Short exercise> Make an exact copy of all the records.

Data supplied>
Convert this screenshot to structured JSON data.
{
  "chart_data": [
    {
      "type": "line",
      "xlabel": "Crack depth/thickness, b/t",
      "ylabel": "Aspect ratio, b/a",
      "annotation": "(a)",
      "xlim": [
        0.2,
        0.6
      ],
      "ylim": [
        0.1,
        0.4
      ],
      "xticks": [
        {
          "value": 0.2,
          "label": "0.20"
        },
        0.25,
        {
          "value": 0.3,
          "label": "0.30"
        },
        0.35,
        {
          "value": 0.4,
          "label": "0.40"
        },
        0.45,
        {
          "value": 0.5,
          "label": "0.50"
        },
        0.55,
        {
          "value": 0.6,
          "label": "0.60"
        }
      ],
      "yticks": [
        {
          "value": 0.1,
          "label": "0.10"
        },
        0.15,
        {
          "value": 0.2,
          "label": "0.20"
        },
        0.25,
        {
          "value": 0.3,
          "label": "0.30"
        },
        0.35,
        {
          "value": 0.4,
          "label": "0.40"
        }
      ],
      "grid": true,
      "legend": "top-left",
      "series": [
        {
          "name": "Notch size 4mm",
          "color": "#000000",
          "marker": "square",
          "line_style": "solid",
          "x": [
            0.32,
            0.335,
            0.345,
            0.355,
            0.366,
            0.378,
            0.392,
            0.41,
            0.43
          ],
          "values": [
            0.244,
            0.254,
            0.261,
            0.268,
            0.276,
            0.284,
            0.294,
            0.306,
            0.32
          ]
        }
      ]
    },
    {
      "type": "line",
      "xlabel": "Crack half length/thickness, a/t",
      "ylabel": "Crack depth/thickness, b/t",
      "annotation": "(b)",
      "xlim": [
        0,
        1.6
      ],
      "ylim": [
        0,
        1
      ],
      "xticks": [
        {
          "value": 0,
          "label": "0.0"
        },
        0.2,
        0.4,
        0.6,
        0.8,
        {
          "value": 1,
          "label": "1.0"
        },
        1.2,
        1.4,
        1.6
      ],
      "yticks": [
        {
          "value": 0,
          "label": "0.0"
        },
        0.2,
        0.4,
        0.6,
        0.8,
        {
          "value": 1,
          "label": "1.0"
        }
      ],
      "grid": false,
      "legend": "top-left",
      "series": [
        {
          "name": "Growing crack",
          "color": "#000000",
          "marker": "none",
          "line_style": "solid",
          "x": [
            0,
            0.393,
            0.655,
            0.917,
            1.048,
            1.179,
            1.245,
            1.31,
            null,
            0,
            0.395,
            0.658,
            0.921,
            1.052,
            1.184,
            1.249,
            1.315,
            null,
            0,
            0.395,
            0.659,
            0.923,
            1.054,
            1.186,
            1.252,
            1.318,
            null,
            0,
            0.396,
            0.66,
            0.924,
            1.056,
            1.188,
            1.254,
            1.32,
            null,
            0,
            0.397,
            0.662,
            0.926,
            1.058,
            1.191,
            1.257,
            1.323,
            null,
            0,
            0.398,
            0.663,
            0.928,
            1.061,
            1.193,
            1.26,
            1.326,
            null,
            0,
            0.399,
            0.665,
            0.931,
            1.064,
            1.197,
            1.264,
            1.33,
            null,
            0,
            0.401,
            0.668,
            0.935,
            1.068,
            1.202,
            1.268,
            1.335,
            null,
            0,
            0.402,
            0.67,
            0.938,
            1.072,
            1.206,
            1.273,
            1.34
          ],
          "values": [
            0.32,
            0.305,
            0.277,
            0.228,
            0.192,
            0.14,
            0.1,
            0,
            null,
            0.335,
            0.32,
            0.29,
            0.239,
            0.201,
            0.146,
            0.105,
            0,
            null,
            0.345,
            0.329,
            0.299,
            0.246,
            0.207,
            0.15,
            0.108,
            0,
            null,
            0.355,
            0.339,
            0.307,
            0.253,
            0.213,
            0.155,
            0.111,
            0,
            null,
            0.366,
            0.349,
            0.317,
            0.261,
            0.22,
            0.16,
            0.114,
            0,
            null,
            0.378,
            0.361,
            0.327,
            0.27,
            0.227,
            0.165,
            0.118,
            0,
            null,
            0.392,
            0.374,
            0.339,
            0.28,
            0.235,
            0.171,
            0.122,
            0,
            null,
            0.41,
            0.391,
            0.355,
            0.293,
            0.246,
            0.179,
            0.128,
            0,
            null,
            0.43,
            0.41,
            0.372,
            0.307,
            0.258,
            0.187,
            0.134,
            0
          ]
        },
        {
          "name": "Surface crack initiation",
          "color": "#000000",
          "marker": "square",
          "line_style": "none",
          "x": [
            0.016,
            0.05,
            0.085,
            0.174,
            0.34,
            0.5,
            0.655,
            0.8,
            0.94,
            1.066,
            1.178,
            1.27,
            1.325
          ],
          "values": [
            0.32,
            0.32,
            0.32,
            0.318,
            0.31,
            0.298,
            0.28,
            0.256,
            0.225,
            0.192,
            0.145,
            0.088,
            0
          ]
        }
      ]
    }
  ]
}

Full output>
Convert this screenshot to structured JSON data.
{
  "chart_data": [
    {
      "type": "line",
      "xlabel": "Crack depth/thickness, b/t",
      "ylabel": "Aspect ratio, b/a",
      "annotation": "(a)",
      "xlim": [
        0.2,
        0.6
      ],
      "ylim": [
        0.1,
        0.4
      ],
      "xticks": [
        {
          "value": 0.2,
          "label": "0.20"
        },
        0.25,
        {
          "value": 0.3,
          "label": "0.30"
        },
        0.35,
        {
          "value": 0.4,
          "label": "0.40"
        },
        0.45,
        {
          "value": 0.5,
          "label": "0.50"
        },
        0.55,
        {
          "value": 0.6,
          "label": "0.60"
        }
      ],
      "yticks": [
        {
          "value": 0.1,
          "label": "0.10"
        },
        0.15,
        {
          "value": 0.2,
          "label": "0.20"
        },
        0.25,
        {
          "value": 0.3,
          "label": "0.30"
        },
        0.35,
        {
          "value": 0.4,
          "label": "0.40"
        }
      ],
      "grid": true,
      "legend": "top-left",
      "series": [
        {
          "name": "Notch size 4mm",
          "color": "#000000",
          "marker": "square",
          "line_style": "solid",
          "x": [
            0.32,
            0.335,
            0.345,
            0.355,
            0.366,
            0.378,
            0.392,
            0.41,
            0.43
          ],
          "values": [
            0.244,
            0.254,
            0.261,
            0.268,
            0.276,
            0.284,
            0.294,
            0.306,
            0.32
          ]
        }
      ]
    },
    {
      "type": "line",
      "xlabel": "Crack half length/thickness, a/t",
      "ylabel": "Crack depth/thickness, b/t",
      "annotation": "(b)",
      "xlim": [
        0,
        1.6
      ],
      "ylim": [
        0,
        1
      ],
      "xticks": [
        {
          "value": 0,
          "label": "0.0"
        },
        0.2,
        0.4,
        0.6,
        0.8,
        {
          "value": 1,
          "label": "1.0"
        },
        1.2,
        1.4,
        1.6
      ],
      "yticks": [
        {
          "value": 0,
          "label": "0.0"
        },
        0.2,
        0.4,
        0.6,
        0.8,
        {
          "value": 1,
          "label": "1.0"
        }
      ],
      "grid": false,
      "legend": "top-left",
      "series": [
        {
          "name": "Growing crack",
          "color": "#000000",
          "marker": "none",
          "line_style": "solid",
          "x": [
            0,
            0.393,
            0.655,
            0.917,
            1.048,
            1.179,
            1.245,
            1.31,
            null,
            0,
            0.395,
            0.658,
            0.921,
            1.052,
            1.184,
            1.249,
            1.315,
            null,
            0,
            0.395,
            0.659,
            0.923,
            1.054,
            1.186,
            1.252,
            1.318,
            null,
            0,
            0.396,
            0.66,
            0.924,
            1.056,
            1.188,
            1.254,
            1.32,
            null,
            0,
            0.397,
            0.662,
            0.926,
            1.058,
            1.191,
            1.257,
            1.323,
            null,
            0,
            0.398,
            0.663,
            0.928,
            1.061,
            1.193,
            1.26,
            1.326,
            null,
            0,
            0.399,
            0.665,
            0.931,
            1.064,
            1.197,
            1.264,
            1.33,
            null,
            0,
            0.401,
            0.668,
            0.935,
            1.068,
            1.202,
            1.268,
            1.335,
            null,
            0,
            0.402,
            0.67,
            0.938,
            1.072,
            1.206,
            1.273,
            1.34
          ],
          "values": [
            0.32,
            0.305,
            0.277,
            0.228,
            0.192,
            0.14,
            0.1,
            0,
            null,
            0.335,
            0.32,
            0.29,
            0.239,
            0.201,
            0.146,
            0.105,
            0,
            null,
            0.345,
            0.329,
            0.299,
            0.246,
            0.207,
            0.15,
            0.108,
            0,
            null,
            0.355,
            0.339,
            0.307,
            0.253,
            0.213,
            0.155,
            0.111,
            0,
            null,
            0.366,
            0.349,
            0.317,
            0.261,
            0.22,
            0.16,
            0.114,
            0,
            null,
            0.378,
            0.361,
            0.327,
            0.27,
            0.227,
            0.165,
            0.118,
            0,
            null,
            0.392,
            0.374,
            0.339,
            0.28,
            0.235,
            0.171,
            0.122,
            0,
            null,
            0.41,
            0.391,
            0.355,
            0.293,
            0.246,
            0.179,
            0.128,
            0,
            null,
            0.43,
            0.41,
            0.372,
            0.307,
            0.258,
            0.187,
            0.134,
            0
          ]
        },
        {
          "name": "Surface crack initiation",
          "color": "#000000",
          "marker": "square",
          "line_style": "none",
          "x": [
            0.016,
            0.05,
            0.085,
            0.174,
            0.34,
            0.5,
            0.655,
            0.8,
            0.94,
            1.066,
            1.178,
            1.27,
            1.325
          ],
          "values": [
            0.32,
            0.32,
            0.32,
            0.318,
            0.31,
            0.298,
            0.28,
            0.256,
            0.225,
            0.192,
            0.145,
            0.088,
            0
          ]
        }
      ]
    }
  ]
}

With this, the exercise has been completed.